**Description of the task**
Transcribe the listing below word for word.

-------- Data

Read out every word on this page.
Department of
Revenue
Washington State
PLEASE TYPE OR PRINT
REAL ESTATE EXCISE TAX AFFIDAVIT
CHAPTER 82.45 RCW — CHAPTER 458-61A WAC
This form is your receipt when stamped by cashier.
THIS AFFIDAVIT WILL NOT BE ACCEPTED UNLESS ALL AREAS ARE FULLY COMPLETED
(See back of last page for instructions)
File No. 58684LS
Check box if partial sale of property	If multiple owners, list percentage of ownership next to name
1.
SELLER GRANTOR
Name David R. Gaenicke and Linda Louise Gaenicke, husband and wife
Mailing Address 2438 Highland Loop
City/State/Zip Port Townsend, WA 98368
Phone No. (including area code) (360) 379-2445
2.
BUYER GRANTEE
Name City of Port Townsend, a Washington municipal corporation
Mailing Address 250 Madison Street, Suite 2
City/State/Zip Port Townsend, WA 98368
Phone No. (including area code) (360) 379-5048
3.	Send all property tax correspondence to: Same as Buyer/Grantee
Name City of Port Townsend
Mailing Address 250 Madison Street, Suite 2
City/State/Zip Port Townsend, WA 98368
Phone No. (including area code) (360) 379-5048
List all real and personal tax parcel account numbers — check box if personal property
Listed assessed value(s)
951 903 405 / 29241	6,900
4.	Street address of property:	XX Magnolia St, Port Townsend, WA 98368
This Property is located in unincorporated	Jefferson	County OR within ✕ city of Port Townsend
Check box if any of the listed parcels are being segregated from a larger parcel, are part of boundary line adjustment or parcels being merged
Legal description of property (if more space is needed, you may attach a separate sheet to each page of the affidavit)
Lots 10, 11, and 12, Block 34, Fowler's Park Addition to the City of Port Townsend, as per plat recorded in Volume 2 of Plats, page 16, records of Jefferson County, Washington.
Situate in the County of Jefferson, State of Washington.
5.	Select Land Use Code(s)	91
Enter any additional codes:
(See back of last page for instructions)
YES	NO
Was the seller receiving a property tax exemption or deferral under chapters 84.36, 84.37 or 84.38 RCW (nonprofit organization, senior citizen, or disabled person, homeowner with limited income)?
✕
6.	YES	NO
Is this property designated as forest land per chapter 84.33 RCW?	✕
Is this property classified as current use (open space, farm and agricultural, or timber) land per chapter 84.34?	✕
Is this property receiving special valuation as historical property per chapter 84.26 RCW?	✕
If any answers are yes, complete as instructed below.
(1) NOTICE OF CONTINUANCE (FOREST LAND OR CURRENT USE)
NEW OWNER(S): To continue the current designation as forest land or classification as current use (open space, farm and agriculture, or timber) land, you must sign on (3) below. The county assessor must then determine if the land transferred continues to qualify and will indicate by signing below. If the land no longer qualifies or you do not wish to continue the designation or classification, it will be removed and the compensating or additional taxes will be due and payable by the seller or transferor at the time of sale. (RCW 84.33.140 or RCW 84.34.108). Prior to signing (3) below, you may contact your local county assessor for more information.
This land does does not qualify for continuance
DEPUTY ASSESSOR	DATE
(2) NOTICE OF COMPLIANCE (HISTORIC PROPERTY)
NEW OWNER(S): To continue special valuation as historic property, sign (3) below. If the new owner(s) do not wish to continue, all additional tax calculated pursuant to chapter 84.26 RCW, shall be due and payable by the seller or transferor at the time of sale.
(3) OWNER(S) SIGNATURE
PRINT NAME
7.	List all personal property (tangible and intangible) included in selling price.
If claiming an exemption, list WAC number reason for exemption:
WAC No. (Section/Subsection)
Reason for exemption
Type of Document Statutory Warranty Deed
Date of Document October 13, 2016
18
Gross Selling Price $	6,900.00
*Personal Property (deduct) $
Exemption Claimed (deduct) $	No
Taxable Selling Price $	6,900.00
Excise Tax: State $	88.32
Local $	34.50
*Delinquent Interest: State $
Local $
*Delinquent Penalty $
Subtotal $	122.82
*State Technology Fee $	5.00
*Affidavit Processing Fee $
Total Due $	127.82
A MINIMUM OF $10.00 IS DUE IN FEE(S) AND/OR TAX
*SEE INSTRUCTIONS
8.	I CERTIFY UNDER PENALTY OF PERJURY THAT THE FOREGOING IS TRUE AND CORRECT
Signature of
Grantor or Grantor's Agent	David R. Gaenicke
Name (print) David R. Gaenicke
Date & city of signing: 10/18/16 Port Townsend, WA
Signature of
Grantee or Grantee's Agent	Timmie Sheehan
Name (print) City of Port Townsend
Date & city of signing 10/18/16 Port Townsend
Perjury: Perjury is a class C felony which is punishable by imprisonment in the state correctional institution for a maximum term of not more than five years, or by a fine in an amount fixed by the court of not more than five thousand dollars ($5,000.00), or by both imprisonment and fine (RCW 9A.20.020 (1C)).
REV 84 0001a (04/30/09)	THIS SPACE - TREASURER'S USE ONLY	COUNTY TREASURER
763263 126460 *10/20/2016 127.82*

----------------

**Answer in full**
Read out every word on this page.
Department of
Revenue
Washington State
PLEASE TYPE OR PRINT
REAL ESTATE EXCISE TAX AFFIDAVIT
CHAPTER 82.45 RCW — CHAPTER 458-61A WAC
This form is your receipt when stamped by cashier.
THIS AFFIDAVIT WILL NOT BE ACCEPTED UNLESS ALL AREAS ARE FULLY COMPLETED
(See back of last page for instructions)
File No. 58684LS
Check box if partial sale of property	If multiple owners, list percentage of ownership next to name
1.
SELLER GRANTOR
Name David R. Gaenicke and Linda Louise Gaenicke, husband and wife
Mailing Address 2438 Highland Loop
City/State/Zip Port Townsend, WA 98368
Phone No. (including area code) (360) 379-2445
2.
BUYER GRANTEE
Name City of Port Townsend, a Washington municipal corporation
Mailing Address 250 Madison Street, Suite 2
City/State/Zip Port Townsend, WA 98368
Phone No. (including area code) (360) 379-5048
3.	Send all property tax correspondence to: Same as Buyer/Grantee
Name City of Port Townsend
Mailing Address 250 Madison Street, Suite 2
City/State/Zip Port Townsend, WA 98368
Phone No. (including area code) (360) 379-5048
List all real and personal tax parcel account numbers — check box if personal property
Listed assessed value(s)
951 903 405 / 29241	6,900
4.	Street address of property:	XX Magnolia St, Port Townsend, WA 98368
This Property is located in unincorporated	Jefferson	County OR within ✕ city of Port Townsend
Check box if any of the listed parcels are being segregated from a larger parcel, are part of boundary line adjustment or parcels being merged
Legal description of property (if more space is needed, you may attach a separate sheet to each page of the affidavit)
Lots 10, 11, and 12, Block 34, Fowler's Park Addition to the City of Port Townsend, as per plat recorded in Volume 2 of Plats, page 16, records of Jefferson County, Washington.
Situate in the County of Jefferson, State of Washington.
5.	Select Land Use Code(s)	91
Enter any additional codes:
(See back of last page for instructions)
YES	NO
Was the seller receiving a property tax exemption or deferral under chapters 84.36, 84.37 or 84.38 RCW (nonprofit organization, senior citizen, or disabled person, homeowner with limited income)?
✕
6.	YES	NO
Is this property designated as forest land per chapter 84.33 RCW?	✕
Is this property classified as current use (open space, farm and agricultural, or timber) land per chapter 84.34?	✕
Is this property receiving special valuation as historical property per chapter 84.26 RCW?	✕
If any answers are yes, complete as instructed below.
(1) NOTICE OF CONTINUANCE (FOREST LAND OR CURRENT USE)
NEW OWNER(S): To continue the current designation as forest land or classification as current use (open space, farm and agriculture, or timber) land, you must sign on (3) below. The county assessor must then determine if the land transferred continues to qualify and will indicate by signing below. If the land no longer qualifies or you do not wish to continue the designation or classification, it will be removed and the compensating or additional taxes will be due and payable by the seller or transferor at the time of sale. (RCW 84.33.140 or RCW 84.34.108). Prior to signing (3) below, you may contact your local county assessor for more information.
This land does does not qualify for continuance
DEPUTY ASSESSOR	DATE
(2) NOTICE OF COMPLIANCE (HISTORIC PROPERTY)
NEW OWNER(S): To continue special valuation as historic property, sign (3) below. If the new owner(s) do not wish to continue, all additional tax calculated pursuant to chapter 84.26 RCW, shall be due and payable by the seller or transferor at the time of sale.
(3) OWNER(S) SIGNATURE
PRINT NAME
7.	List all personal property (tangible and intangible) included in selling price.
If claiming an exemption, list WAC number reason for exemption:
WAC No. (Section/Subsection)
Reason for exemption
Type of Document Statutory Warranty Deed
Date of Document October 13, 2016
18
Gross Selling Price $	6,900.00
*Personal Property (deduct) $
Exemption Claimed (deduct) $	No
Taxable Selling Price $	6,900.00
Excise Tax: State $	88.32
Local $	34.50
*Delinquent Interest: State $
Local $
*Delinquent Penalty $
Subtotal $	122.82
*State Technology Fee $	5.00
*Affidavit Processing Fee $
Total Due $	127.82
A MINIMUM OF $10.00 IS DUE IN FEE(S) AND/OR TAX
*SEE INSTRUCTIONS
8.	I CERTIFY UNDER PENALTY OF PERJURY THAT THE FOREGOING IS TRUE AND CORRECT
Signature of
Grantor or Grantor's Agent	David R. Gaenicke
Name (print) David R. Gaenicke
Date & city of signing: 10/18/16 Port Townsend, WA
Signature of
Grantee or Grantee's Agent	Timmie Sheehan
Name (print) City of Port Townsend
Date & city of signing 10/18/16 Port Townsend
Perjury: Perjury is a class C felony which is punishable by imprisonment in the state correctional institution for a maximum term of not more than five years, or by a fine in an amount fixed by the court of not more than five thousand dollars ($5,000.00), or by both imprisonment and fine (RCW 9A.20.020 (1C)).
REV 84 0001a (04/30/09)	THIS SPACE - TREASURER'S USE ONLY	COUNTY TREASURER
763263 126460 *10/20/2016 127.82*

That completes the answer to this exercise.